Task details:
Repeat the listing in full, word for word.
□ □ □ □ □ □ □
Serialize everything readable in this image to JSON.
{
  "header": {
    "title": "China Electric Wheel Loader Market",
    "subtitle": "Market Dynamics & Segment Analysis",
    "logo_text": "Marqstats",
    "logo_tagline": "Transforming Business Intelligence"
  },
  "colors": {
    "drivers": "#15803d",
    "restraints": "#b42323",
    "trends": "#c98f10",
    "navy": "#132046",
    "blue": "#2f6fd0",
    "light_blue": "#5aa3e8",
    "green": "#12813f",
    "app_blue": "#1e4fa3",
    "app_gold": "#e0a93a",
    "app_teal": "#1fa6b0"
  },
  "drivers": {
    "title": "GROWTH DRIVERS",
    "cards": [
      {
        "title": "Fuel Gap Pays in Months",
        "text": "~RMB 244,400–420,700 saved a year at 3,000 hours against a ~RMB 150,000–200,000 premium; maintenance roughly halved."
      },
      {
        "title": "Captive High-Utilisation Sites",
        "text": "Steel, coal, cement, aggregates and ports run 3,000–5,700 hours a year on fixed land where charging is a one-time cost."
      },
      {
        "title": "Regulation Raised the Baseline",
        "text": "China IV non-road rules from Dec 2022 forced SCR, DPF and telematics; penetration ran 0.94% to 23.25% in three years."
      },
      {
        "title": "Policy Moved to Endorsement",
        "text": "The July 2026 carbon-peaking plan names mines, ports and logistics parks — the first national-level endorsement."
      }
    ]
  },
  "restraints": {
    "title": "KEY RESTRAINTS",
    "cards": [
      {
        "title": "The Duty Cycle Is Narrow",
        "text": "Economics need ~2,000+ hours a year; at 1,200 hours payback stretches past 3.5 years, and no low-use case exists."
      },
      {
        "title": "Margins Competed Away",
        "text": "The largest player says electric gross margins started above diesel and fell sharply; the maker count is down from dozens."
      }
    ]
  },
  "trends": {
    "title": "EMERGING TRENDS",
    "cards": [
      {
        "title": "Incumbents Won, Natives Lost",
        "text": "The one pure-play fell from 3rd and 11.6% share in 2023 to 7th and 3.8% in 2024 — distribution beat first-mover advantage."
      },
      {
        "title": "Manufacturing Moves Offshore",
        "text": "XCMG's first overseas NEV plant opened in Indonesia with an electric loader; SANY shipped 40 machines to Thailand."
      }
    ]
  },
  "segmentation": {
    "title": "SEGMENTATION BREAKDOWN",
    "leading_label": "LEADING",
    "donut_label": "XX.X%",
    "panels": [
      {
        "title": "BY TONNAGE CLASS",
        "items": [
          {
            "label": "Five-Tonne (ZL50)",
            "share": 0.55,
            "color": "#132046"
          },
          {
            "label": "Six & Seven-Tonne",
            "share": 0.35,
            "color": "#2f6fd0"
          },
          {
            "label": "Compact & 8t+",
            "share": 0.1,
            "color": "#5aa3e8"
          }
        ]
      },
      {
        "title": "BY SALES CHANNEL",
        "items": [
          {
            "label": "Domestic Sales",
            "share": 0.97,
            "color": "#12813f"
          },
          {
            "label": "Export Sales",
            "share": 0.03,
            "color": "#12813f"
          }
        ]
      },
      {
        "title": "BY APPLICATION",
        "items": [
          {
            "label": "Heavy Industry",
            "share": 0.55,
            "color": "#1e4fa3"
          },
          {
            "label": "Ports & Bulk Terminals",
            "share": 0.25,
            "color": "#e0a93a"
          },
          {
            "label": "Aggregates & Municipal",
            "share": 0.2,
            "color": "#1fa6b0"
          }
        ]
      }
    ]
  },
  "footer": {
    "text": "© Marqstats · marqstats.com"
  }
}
□ □ □ □ □ □ □
Response to the task:
Serialize everything readable in this image to JSON.
{
  "header": {
    "title": "China Electric Wheel Loader Market",
    "subtitle": "Market Dynamics & Segment Analysis",
    "logo_text": "Marqstats",
    "logo_tagline": "Transforming Business Intelligence"
  },
  "colors": {
    "drivers": "#15803d",
    "restraints": "#b42323",
    "trends": "#c98f10",
    "navy": "#132046",
    "blue": "#2f6fd0",
    "light_blue": "#5aa3e8",
    "green": "#12813f",
    "app_blue": "#1e4fa3",
    "app_gold": "#e0a93a",
    "app_teal": "#1fa6b0"
  },
  "drivers": {
    "title": "GROWTH DRIVERS",
    "cards": [
      {
        "title": "Fuel Gap Pays in Months",
        "text": "~RMB 244,400–420,700 saved a year at 3,000 hours against a ~RMB 150,000–200,000 premium; maintenance roughly halved."
      },
      {
        "title": "Captive High-Utilisation Sites",
        "text": "Steel, coal, cement, aggregates and ports run 3,000–5,700 hours a year on fixed land where charging is a one-time cost."
      },
      {
        "title": "Regulation Raised the Baseline",
        "text": "China IV non-road rules from Dec 2022 forced SCR, DPF and telematics; penetration ran 0.94% to 23.25% in three years."
      },
      {
        "title": "Policy Moved to Endorsement",
        "text": "The July 2026 carbon-peaking plan names mines, ports and logistics parks — the first national-level endorsement."
      }
    ]
  },
  "restraints": {
    "title": "KEY RESTRAINTS",
    "cards": [
      {
        "title": "The Duty Cycle Is Narrow",
        "text": "Economics need ~2,000+ hours a year; at 1,200 hours payback stretches past 3.5 years, and no low-use case exists."
      },
      {
        "title": "Margins Competed Away",
        "text": "The largest player says electric gross margins started above diesel and fell sharply; the maker count is down from dozens."
      }
    ]
  },
  "trends": {
    "title": "EMERGING TRENDS",
    "cards": [
      {
        "title": "Incumbents Won, Natives Lost",
        "text": "The one pure-play fell from 3rd and 11.6% share in 2023 to 7th and 3.8% in 2024 — distribution beat first-mover advantage."
      },
      {
        "title": "Manufacturing Moves Offshore",
        "text": "XCMG's first overseas NEV plant opened in Indonesia with an electric loader; SANY shipped 40 machines to Thailand."
      }
    ]
  },
  "segmentation": {
    "title": "SEGMENTATION BREAKDOWN",
    "leading_label": "LEADING",
    "donut_label": "XX.X%",
    "panels": [
      {
        "title": "BY TONNAGE CLASS",
        "items": [
          {
            "label": "Five-Tonne (ZL50)",
            "share": 0.55,
            "color": "#132046"
          },
          {
            "label": "Six & Seven-Tonne",
            "share": 0.35,
            "color": "#2f6fd0"
          },
          {
            "label": "Compact & 8t+",
            "share": 0.1,
            "color": "#5aa3e8"
          }
        ]
      },
      {
        "title": "BY SALES CHANNEL",
        "items": [
          {
            "label": "Domestic Sales",
            "share": 0.97,
            "color": "#12813f"
          },
          {
            "label": "Export Sales",
            "share": 0.03,
            "color": "#12813f"
          }
        ]
      },
      {
        "title": "BY APPLICATION",
        "items": [
          {
            "label": "Heavy Industry",
            "share": 0.55,
            "color": "#1e4fa3"
          },
          {
            "label": "Ports & Bulk Terminals",
            "share": 0.25,
            "color": "#e0a93a"
          },
          {
            "label": "Aggregates & Municipal",
            "share": 0.2,
            "color": "#1fa6b0"
          }
        ]
      }
    ]
  },
  "footer": {
    "text": "© Marqstats · marqstats.com"
  }
}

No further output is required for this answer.